Written instruction
What's needed is an exact copy of the lines from the one that contains "Read all visible" to the end of the data below, leaving the pictures out.
======== Data lines
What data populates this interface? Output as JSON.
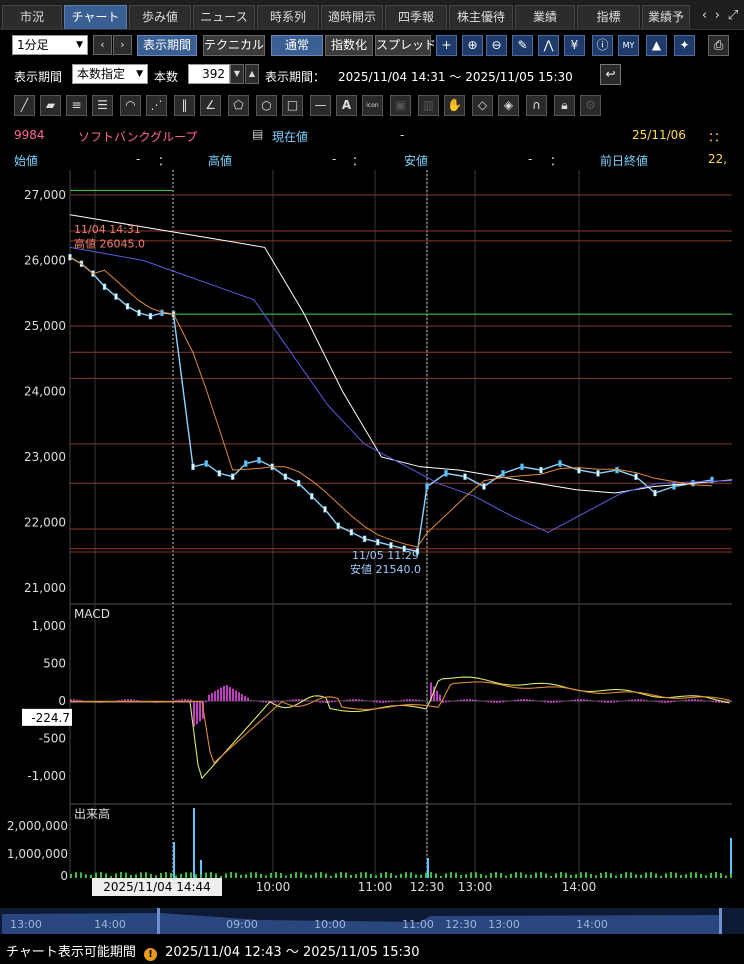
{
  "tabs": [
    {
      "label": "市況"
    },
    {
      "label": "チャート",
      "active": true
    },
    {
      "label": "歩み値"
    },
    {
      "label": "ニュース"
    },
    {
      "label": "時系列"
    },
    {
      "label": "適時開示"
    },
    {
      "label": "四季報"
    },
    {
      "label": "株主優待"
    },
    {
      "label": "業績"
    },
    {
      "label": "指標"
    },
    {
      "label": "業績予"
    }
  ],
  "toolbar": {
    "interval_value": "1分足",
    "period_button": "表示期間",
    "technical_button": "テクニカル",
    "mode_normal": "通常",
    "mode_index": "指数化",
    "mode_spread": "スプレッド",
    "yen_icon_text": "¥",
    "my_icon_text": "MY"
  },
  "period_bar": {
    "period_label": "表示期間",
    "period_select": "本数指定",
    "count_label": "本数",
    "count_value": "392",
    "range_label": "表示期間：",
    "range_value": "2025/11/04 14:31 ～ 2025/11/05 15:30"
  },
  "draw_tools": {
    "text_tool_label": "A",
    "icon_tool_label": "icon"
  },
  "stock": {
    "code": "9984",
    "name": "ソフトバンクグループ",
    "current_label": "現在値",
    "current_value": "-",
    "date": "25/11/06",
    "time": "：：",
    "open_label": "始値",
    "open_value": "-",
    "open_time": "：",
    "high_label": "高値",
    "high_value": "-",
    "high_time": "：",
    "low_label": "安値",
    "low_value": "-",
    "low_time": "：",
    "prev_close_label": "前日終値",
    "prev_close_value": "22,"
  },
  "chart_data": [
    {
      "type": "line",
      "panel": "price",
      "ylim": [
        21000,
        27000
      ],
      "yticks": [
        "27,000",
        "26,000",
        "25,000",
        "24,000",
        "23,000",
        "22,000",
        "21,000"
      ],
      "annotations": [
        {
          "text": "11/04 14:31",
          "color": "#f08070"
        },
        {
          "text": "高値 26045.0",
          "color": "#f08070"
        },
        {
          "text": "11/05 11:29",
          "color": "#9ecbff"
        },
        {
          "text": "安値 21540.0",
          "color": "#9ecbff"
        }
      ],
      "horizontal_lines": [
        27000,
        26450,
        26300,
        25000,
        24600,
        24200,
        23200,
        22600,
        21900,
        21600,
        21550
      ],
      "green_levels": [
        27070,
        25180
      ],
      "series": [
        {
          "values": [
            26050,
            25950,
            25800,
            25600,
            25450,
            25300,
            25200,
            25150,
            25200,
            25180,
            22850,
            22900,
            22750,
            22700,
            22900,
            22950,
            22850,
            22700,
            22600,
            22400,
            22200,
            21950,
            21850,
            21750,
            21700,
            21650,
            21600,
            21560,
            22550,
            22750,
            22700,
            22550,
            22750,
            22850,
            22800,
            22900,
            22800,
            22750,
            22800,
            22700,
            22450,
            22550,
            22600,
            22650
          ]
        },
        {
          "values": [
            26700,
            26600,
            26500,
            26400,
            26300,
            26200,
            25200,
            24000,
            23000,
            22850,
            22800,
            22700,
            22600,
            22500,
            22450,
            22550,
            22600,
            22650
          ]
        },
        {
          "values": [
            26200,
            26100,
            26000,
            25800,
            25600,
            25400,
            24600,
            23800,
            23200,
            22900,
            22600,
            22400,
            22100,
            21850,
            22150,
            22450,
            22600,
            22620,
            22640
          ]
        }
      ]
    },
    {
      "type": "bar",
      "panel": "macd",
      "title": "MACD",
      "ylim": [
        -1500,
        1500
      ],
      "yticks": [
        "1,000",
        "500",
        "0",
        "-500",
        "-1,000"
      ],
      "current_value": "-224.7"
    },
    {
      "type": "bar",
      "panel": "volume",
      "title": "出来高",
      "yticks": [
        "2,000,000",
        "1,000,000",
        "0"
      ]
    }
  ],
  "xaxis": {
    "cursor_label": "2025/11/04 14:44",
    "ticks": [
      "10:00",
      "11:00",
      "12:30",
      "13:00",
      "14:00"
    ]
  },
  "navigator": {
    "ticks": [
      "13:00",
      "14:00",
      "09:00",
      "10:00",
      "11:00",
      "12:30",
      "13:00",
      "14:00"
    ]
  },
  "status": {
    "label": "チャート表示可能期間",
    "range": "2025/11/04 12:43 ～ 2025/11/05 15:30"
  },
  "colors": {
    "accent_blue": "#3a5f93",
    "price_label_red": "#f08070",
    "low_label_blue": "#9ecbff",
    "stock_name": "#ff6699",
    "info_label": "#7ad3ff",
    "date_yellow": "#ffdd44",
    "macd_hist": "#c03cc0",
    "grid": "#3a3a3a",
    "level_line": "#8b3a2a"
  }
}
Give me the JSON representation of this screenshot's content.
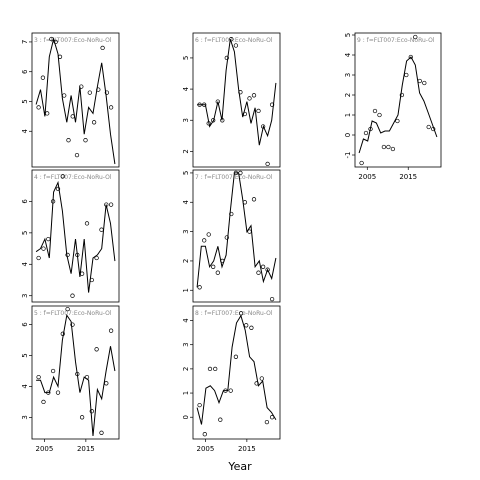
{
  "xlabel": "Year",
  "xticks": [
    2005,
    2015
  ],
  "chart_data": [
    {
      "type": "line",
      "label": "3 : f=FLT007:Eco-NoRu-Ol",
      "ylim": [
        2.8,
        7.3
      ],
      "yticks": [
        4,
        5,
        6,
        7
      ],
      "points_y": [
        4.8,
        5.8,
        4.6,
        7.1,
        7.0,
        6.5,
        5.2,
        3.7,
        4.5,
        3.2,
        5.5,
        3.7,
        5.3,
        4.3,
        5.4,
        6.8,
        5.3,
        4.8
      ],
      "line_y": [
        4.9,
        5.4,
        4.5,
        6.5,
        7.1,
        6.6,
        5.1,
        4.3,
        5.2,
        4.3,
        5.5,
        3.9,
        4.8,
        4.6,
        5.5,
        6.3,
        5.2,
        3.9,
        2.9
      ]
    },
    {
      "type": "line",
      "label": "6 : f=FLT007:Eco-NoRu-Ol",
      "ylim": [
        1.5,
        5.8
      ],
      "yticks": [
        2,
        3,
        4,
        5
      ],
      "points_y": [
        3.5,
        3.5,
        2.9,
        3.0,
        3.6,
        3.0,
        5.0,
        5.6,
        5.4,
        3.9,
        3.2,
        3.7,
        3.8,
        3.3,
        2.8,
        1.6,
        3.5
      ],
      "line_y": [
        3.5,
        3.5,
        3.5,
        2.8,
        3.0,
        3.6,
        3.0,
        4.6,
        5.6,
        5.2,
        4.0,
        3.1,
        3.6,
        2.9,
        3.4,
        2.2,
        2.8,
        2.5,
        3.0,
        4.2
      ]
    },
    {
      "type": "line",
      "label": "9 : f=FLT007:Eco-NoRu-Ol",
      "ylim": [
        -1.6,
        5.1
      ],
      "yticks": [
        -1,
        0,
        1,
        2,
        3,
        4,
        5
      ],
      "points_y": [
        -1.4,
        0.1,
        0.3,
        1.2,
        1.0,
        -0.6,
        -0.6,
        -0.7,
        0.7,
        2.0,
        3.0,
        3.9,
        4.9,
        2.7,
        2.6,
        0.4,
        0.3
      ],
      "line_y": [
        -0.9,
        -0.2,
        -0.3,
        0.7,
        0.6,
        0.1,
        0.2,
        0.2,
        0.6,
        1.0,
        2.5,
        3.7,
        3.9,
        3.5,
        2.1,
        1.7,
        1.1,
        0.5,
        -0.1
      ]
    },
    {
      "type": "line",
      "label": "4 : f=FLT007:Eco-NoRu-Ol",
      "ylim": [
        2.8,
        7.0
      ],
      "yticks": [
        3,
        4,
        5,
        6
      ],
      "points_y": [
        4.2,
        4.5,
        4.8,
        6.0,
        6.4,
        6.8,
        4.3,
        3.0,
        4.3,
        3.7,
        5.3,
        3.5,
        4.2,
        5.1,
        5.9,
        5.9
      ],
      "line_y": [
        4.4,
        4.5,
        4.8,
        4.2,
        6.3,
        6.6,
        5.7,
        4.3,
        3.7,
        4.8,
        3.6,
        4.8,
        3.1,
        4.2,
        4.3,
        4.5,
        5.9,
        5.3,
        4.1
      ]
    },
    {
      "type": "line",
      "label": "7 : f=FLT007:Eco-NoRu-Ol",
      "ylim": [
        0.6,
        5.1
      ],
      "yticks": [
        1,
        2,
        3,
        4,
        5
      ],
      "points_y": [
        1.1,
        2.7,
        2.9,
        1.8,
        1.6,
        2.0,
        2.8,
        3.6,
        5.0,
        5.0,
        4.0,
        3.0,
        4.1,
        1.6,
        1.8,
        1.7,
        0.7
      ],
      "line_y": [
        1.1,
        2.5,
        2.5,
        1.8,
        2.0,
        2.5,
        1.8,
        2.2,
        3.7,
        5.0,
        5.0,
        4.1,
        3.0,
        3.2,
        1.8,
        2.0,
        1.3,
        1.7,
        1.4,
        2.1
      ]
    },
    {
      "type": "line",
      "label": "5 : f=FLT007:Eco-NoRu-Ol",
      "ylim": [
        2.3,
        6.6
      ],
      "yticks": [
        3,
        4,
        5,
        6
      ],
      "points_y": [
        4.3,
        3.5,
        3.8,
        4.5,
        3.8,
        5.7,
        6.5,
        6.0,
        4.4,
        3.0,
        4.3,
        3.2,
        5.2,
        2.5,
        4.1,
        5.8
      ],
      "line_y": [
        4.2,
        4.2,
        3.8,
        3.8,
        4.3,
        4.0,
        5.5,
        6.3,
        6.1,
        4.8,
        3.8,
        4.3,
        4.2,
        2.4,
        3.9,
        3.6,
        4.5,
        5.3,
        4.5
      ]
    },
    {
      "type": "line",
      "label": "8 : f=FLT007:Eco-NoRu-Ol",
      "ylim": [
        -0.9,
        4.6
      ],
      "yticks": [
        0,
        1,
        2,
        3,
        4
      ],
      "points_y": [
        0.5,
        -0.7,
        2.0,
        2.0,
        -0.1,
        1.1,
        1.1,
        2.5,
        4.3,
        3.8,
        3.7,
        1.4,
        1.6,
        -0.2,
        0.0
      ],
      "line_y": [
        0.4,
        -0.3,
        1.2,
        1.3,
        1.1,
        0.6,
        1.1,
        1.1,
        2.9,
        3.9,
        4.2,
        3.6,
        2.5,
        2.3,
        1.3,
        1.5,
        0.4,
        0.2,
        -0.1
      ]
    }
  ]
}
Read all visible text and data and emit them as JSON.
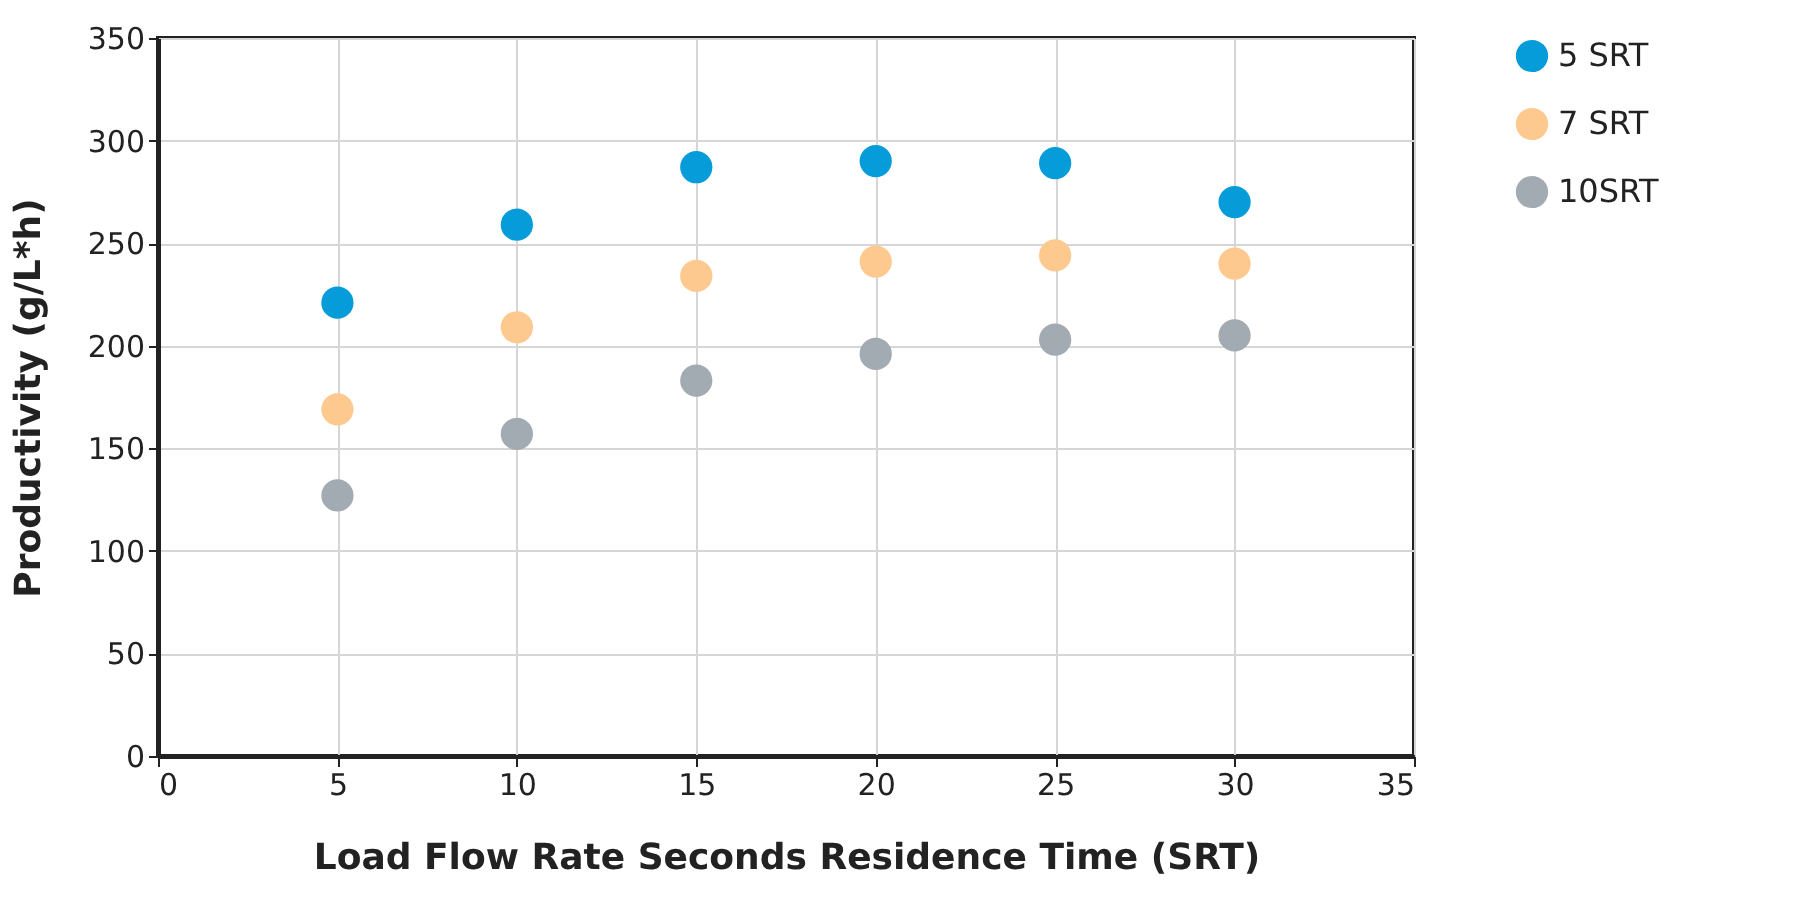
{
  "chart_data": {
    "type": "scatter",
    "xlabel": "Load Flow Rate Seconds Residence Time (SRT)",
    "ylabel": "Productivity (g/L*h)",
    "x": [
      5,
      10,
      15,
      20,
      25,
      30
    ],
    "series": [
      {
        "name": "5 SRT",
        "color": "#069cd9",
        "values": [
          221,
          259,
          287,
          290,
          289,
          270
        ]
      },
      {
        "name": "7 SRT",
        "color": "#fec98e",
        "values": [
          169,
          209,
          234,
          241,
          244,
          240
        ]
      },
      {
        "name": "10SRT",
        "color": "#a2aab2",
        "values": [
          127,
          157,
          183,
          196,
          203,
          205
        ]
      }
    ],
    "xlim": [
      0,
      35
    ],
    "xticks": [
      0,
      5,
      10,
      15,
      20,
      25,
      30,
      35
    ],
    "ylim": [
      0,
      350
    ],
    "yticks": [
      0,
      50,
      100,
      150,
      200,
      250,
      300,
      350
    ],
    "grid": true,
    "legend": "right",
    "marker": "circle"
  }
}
================
Task response
Read all visible text and data and emit them as JSON.
{
  "chart_data": {
    "type": "scatter",
    "xlabel": "Load Flow Rate Seconds Residence Time (SRT)",
    "ylabel": "Productivity (g/L*h)",
    "x": [
      5,
      10,
      15,
      20,
      25,
      30
    ],
    "series": [
      {
        "name": "5 SRT",
        "color": "#069cd9",
        "values": [
          221,
          259,
          287,
          290,
          289,
          270
        ]
      },
      {
        "name": "7 SRT",
        "color": "#fec98e",
        "values": [
          169,
          209,
          234,
          241,
          244,
          240
        ]
      },
      {
        "name": "10SRT",
        "color": "#a2aab2",
        "values": [
          127,
          157,
          183,
          196,
          203,
          205
        ]
      }
    ],
    "xlim": [
      0,
      35
    ],
    "xticks": [
      0,
      5,
      10,
      15,
      20,
      25,
      30,
      35
    ],
    "ylim": [
      0,
      350
    ],
    "yticks": [
      0,
      50,
      100,
      150,
      200,
      250,
      300,
      350
    ],
    "grid": true,
    "legend": "right",
    "marker": "circle"
  }
}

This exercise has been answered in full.